» **Instruction**
Copy out all the lines in the records that include the word "padus".

» **Dataset extract**
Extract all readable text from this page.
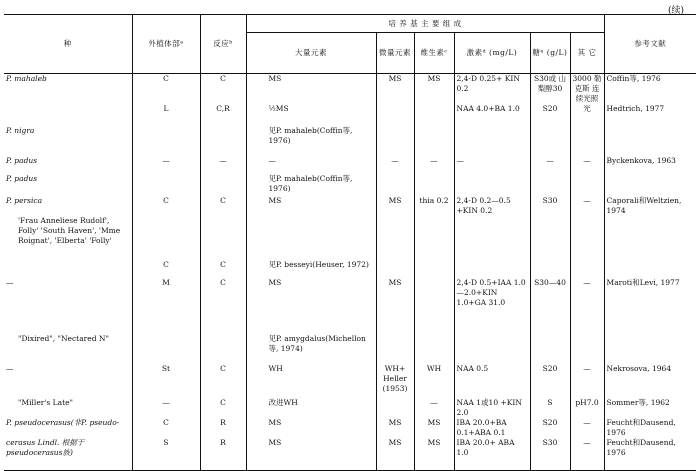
(续)
种	外植体部ᵃ	反应ᵇ	培 养 基 主 要 组 成						参考文献
			大量元素	微量元素	维生素ᶜ	激素ᵈ (mg/L)	糖ᵉ (g/L)	其 它	
P. mahaleb	C	C	MS	MS	MS	2,4-D 0.25+ KIN 0.2	S30或 山梨醇30	3000 勒克斯 连续光照	Coffin等, 1976
	L	C,R	½MS			NAA 4.0+BA 1.0	S20	光	Hedtrich, 1977
P. nigra			见P. mahaleb(Coffin等, 1976)						
P. padus	—	—	—	—	—	—	—	—	Byckenkova, 1963
P. padus			见P. mahaleb(Coffin等, 1976)						
P. persica	C	C	MS	MS	thia 0.2	2,4-D 0.2—0.5 +KIN 0.2	S30	—	Caporali和Weltzien, 1974
'Frau Anneliese Rudolf', Folly' 'South Haven', 'Mme Roignat', 'Elberta' 'Folly'									
	C	C	见P. besseyi(Heuser, 1972)						
—	M	C	MS	MS		2,4-D 0.5+IAA 1.0—2.0+KIN 1.0+GA 31.0	S30—40	—	Maroti和Levi, 1977
"Dixired", "Nectared N"			见P. amygdalus(Michellon 等, 1974)						
—	St	C	WH	WH+ Heller (1953)	WH	NAA 0.5	S20	—	Nekrosova, 1964
"Miller's Late"	—	C	改进WH		—	NAA 1或10 +KIN 2.0	S	pH7.0	Sommer等, 1962
P. pseudocerasus(非P. pseudo-	C	R	MS	MS	MS	IBA 20.0+BA 0.1+ABA 0.1	S20	—	Feucht和Dausend, 1976
cerasus Lindl. 根据于 pseudocerasus族)	S	R	MS	MS	MS	IBA 20.0+ ABA 1.0	S30	—	Feucht和Dausend, 1976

» **Final result**
P. padus	—	—	—	—	—	—	—	—	Byckenkova, 1963
P. padus			见P. mahaleb(Coffin等, 1976)						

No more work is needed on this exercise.